| Aim |
Repeat each entry exactly and drop the pictures.

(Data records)
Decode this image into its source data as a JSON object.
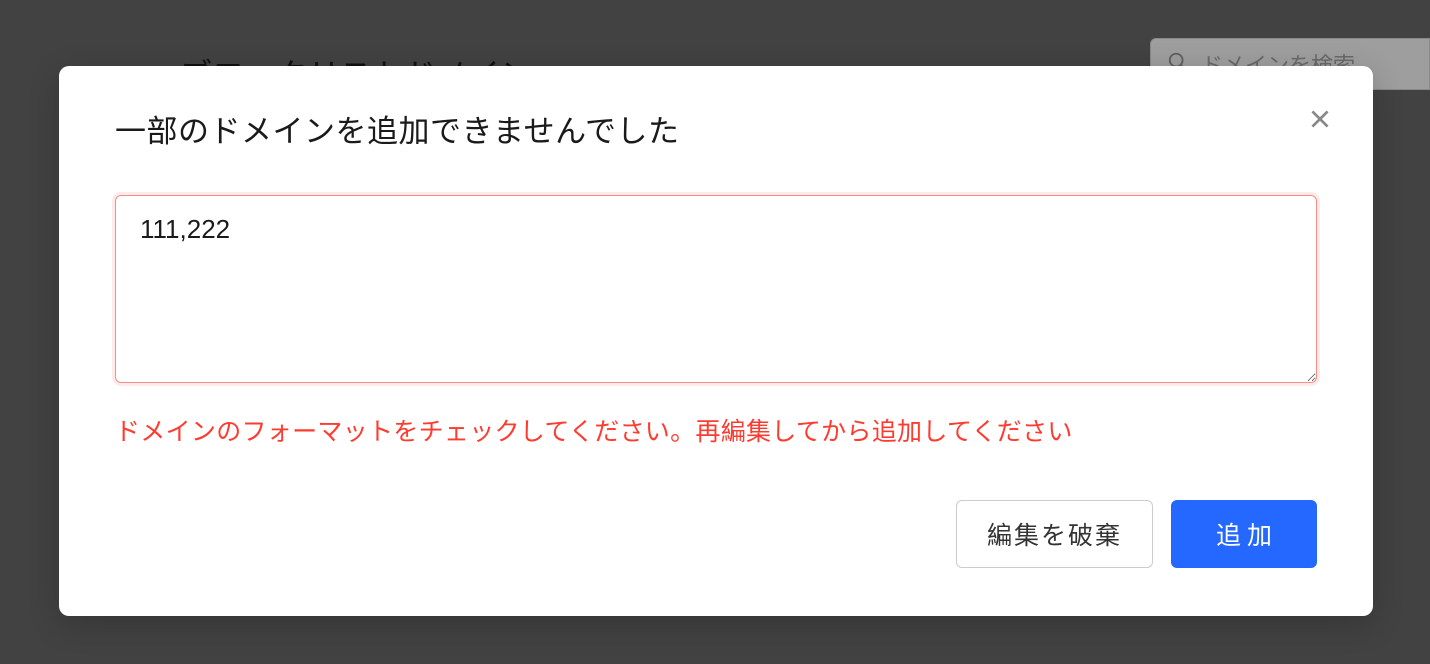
{
  "background": {
    "page_title": "ブロックリストドメイン",
    "search_placeholder": "ドメインを検索"
  },
  "modal": {
    "title": "一部のドメインを追加できませんでした",
    "textarea_value": "111,222",
    "error_message": "ドメインのフォーマットをチェックしてください。再編集してから追加してください",
    "discard_label": "編集を破棄",
    "add_label": "追加"
  },
  "colors": {
    "error": "#ff3b30",
    "primary": "#2468ff",
    "error_border": "#f58c8c"
  }
}
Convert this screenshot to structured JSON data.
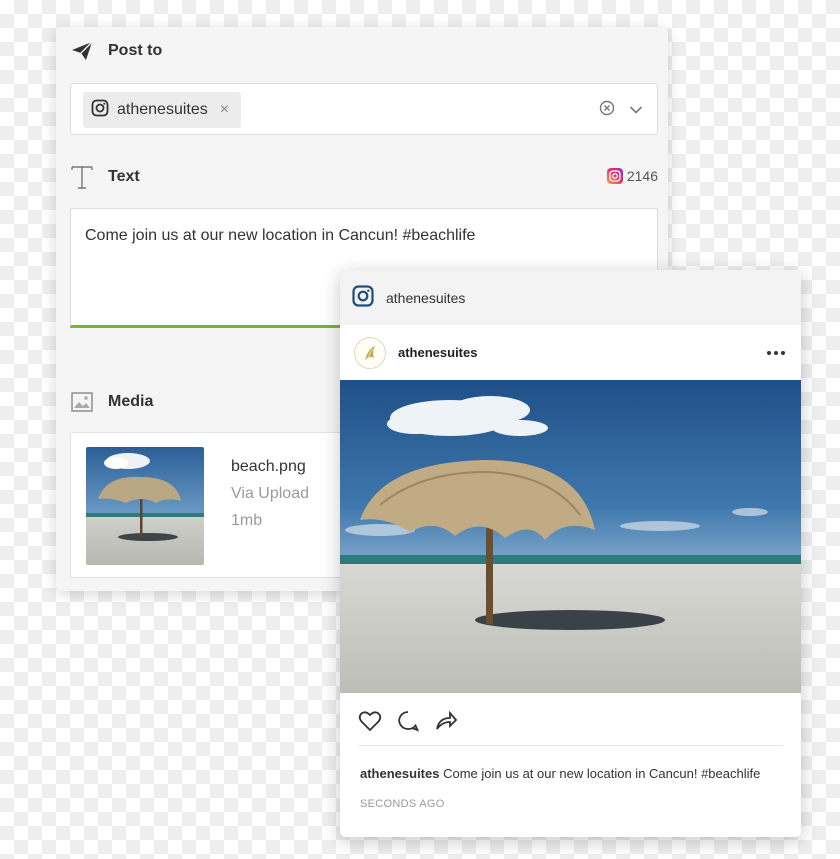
{
  "composer": {
    "post_to": {
      "title": "Post to",
      "icon": "paper-plane-icon",
      "selected_profile": "athenesuites",
      "remove_symbol": "×"
    },
    "text": {
      "title": "Text",
      "icon": "text-icon",
      "char_count": "2146",
      "value": "Come join us at our new location in Cancun! #beachlife"
    },
    "media": {
      "title": "Media",
      "icon": "image-icon",
      "file_name": "beach.png",
      "source": "Via Upload",
      "size": "1mb"
    }
  },
  "preview": {
    "network_account": "athenesuites",
    "post_user": "athenesuites",
    "caption_user": "athenesuites",
    "caption_text": " Come join us at our new location in Cancun! #beachlife",
    "timestamp": "SECONDS AGO"
  },
  "colors": {
    "accent_green": "#7ab32e",
    "panel_bg": "#f5f5f5",
    "instagram_blue": "#1f4d7a"
  }
}
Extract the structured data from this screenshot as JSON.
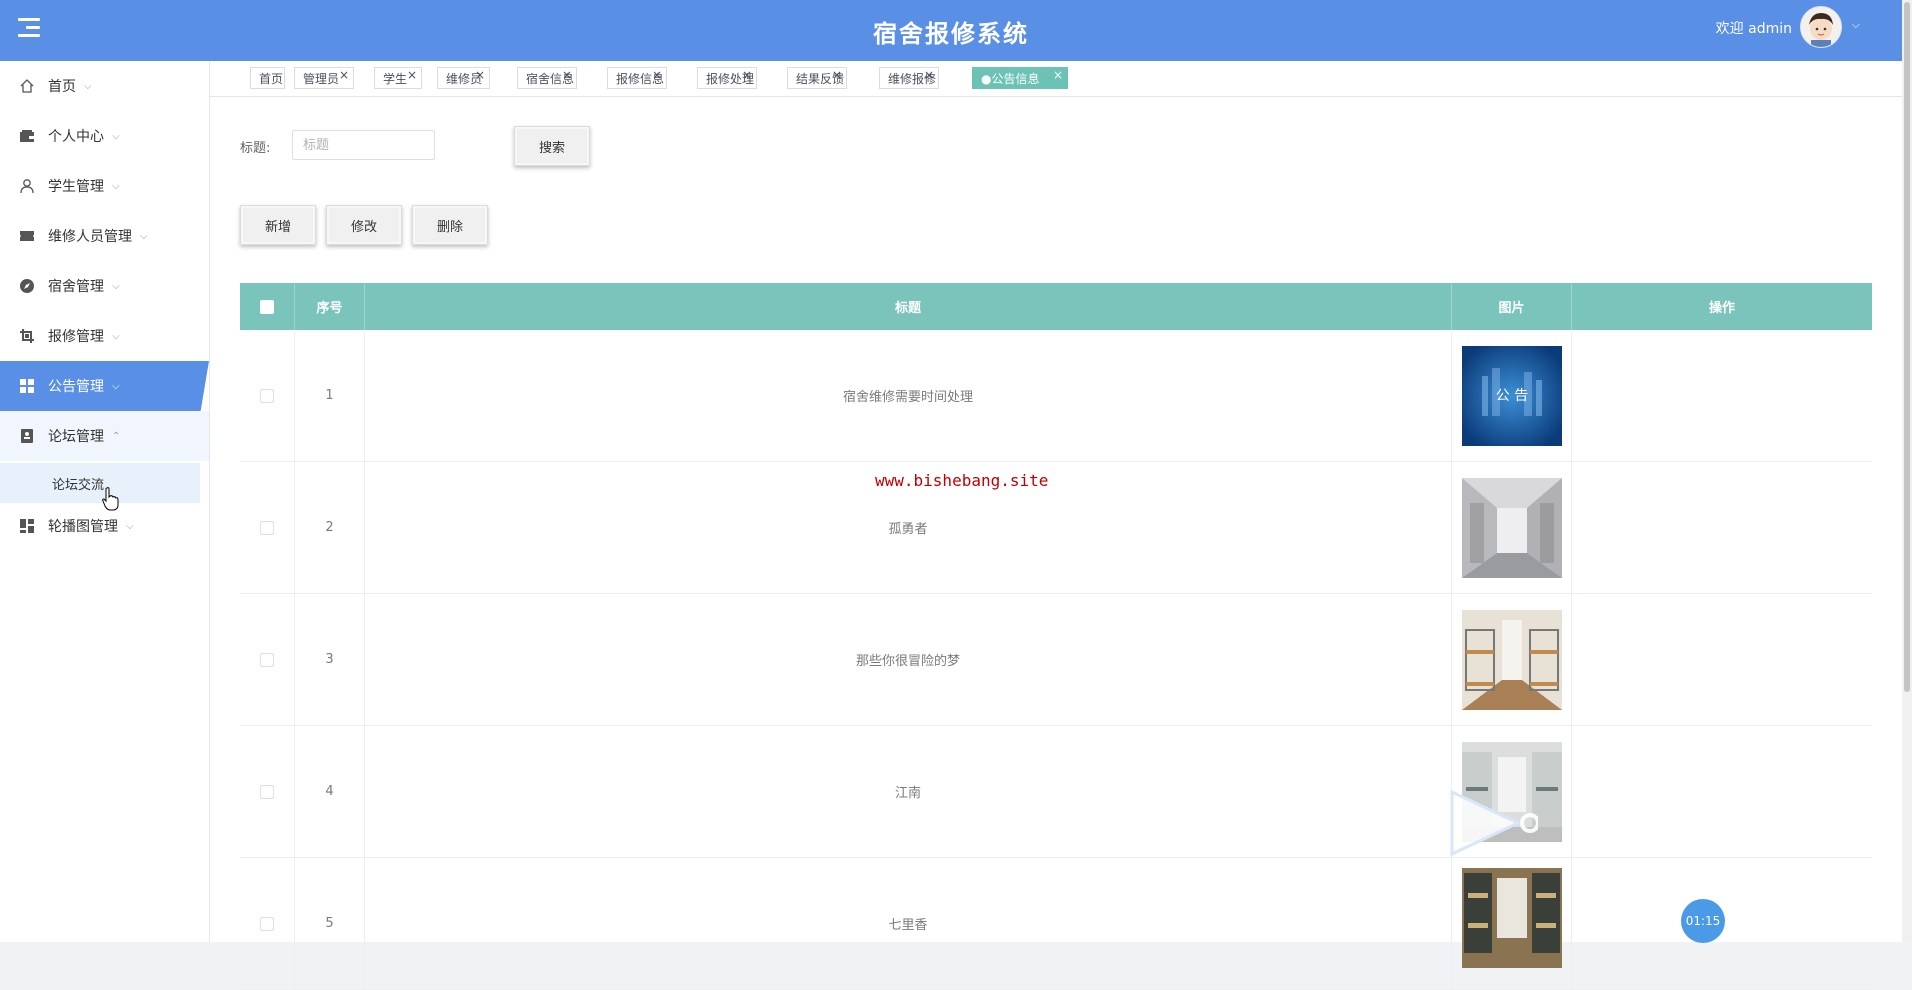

| Worked answer |
Decode this image into its source data as a JSON object.
{
  "background": {
    "page_title": "ブロックリストドメイン",
    "search_placeholder": "ドメインを検索"
  },
  "modal": {
    "title": "一部のドメインを追加できませんでした",
    "textarea_value": "111,222",
    "error_message": "ドメインのフォーマットをチェックしてください。再編集してから追加してください",
    "discard_label": "編集を破棄",
    "add_label": "追加"
  },
  "colors": {
    "error": "#ff3b30",
    "primary": "#2468ff",
    "error_border": "#f58c8c"
  }
}
Convert this screenshot to structured JSON data.
{
  "composer": {
    "post_to": {
      "title": "Post to",
      "icon": "paper-plane-icon",
      "selected_profile": "athenesuites",
      "remove_symbol": "×"
    },
    "text": {
      "title": "Text",
      "icon": "text-icon",
      "char_count": "2146",
      "value": "Come join us at our new location in Cancun! #beachlife"
    },
    "media": {
      "title": "Media",
      "icon": "image-icon",
      "file_name": "beach.png",
      "source": "Via Upload",
      "size": "1mb"
    }
  },
  "preview": {
    "network_account": "athenesuites",
    "post_user": "athenesuites",
    "caption_user": "athenesuites",
    "caption_text": " Come join us at our new location in Cancun! #beachlife",
    "timestamp": "SECONDS AGO"
  },
  "colors": {
    "accent_green": "#7ab32e",
    "panel_bg": "#f5f5f5",
    "instagram_blue": "#1f4d7a"
  }
}
Extract the structured data from this screenshot as JSON.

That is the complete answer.